** start of Records provided **

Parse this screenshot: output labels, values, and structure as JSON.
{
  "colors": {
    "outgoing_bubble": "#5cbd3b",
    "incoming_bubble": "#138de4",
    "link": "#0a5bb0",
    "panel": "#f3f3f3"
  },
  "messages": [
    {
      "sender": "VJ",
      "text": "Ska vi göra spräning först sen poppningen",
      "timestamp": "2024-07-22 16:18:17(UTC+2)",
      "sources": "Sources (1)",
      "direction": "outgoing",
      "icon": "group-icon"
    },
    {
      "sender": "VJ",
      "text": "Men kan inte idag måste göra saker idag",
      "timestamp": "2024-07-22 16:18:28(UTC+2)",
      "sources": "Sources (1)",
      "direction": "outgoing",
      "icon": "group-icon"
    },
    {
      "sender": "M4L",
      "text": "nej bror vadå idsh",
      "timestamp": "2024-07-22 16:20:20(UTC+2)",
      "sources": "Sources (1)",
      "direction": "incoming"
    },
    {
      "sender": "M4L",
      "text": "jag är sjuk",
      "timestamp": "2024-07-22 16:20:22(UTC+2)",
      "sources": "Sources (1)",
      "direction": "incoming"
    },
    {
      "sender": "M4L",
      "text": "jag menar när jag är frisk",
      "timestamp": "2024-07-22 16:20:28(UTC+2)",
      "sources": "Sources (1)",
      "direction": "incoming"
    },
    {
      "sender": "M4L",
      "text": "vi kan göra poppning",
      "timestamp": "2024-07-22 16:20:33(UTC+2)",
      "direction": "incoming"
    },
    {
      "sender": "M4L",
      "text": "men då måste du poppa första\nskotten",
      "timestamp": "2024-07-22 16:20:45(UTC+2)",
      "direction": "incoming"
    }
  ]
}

** end of Records provided **

◆ **Task directions**
Search the records for the word "göra" and copy every line where it occurs.

◆ **Solution below**
      "text": "Ska vi göra spräning först sen poppningen",
      "text": "Men kan inte idag måste göra saker idag",
      "text": "vi kan göra poppning",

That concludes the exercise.